| EXERCISE OBJECTIVE |
Without the pictures, print each of the records below exactly as it appears.

•••••

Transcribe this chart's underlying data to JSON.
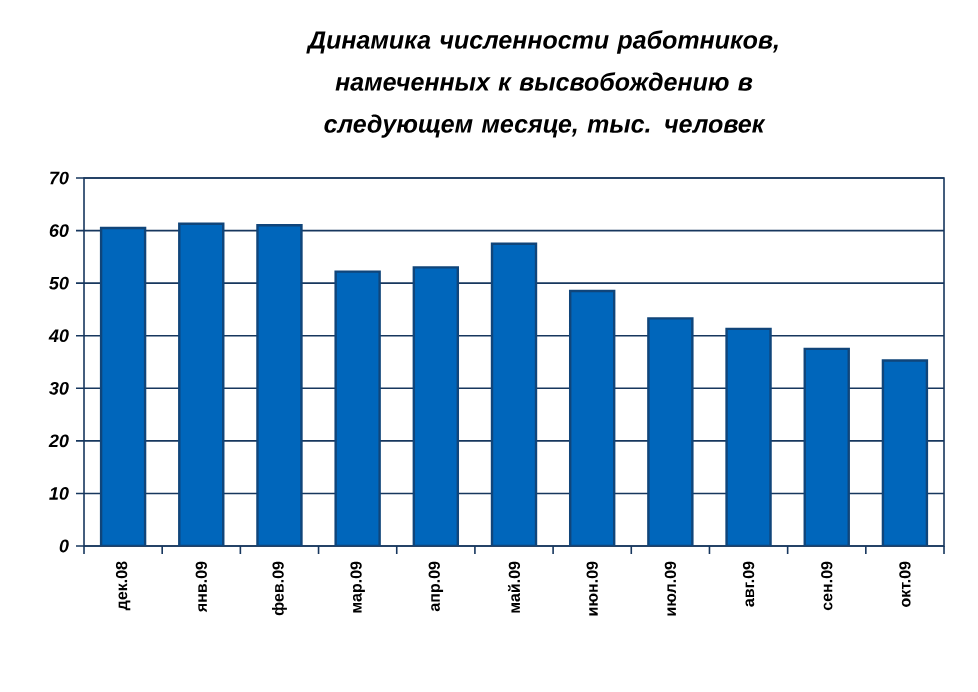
{
  "chart_data": {
    "type": "bar",
    "title": "Динамика численности работников, намеченных к высвобождению в следующем месяце, тыс. человек",
    "categories": [
      "дек.08",
      "янв.09",
      "фев.09",
      "мар.09",
      "апр.09",
      "май.09",
      "июн.09",
      "июл.09",
      "авг.09",
      "сен.09",
      "окт.09"
    ],
    "values": [
      60.5,
      61.3,
      61,
      52.2,
      53,
      57.5,
      48.5,
      43.3,
      41.3,
      37.5,
      35.3
    ],
    "color": "#0066bb",
    "ylim": [
      0,
      70
    ],
    "yticks": [
      0,
      10,
      20,
      30,
      40,
      50,
      60,
      70
    ],
    "grid": "y"
  }
}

•••••

| CORRECT RESULT |
Transcribe this chart's underlying data to JSON.
{
  "chart_data": {
    "type": "bar",
    "title": "Динамика численности работников, намеченных к высвобождению в следующем месяце, тыс. человек",
    "categories": [
      "дек.08",
      "янв.09",
      "фев.09",
      "мар.09",
      "апр.09",
      "май.09",
      "июн.09",
      "июл.09",
      "авг.09",
      "сен.09",
      "окт.09"
    ],
    "values": [
      60.5,
      61.3,
      61,
      52.2,
      53,
      57.5,
      48.5,
      43.3,
      41.3,
      37.5,
      35.3
    ],
    "color": "#0066bb",
    "ylim": [
      0,
      70
    ],
    "yticks": [
      0,
      10,
      20,
      30,
      40,
      50,
      60,
      70
    ],
    "grid": "y"
  }
}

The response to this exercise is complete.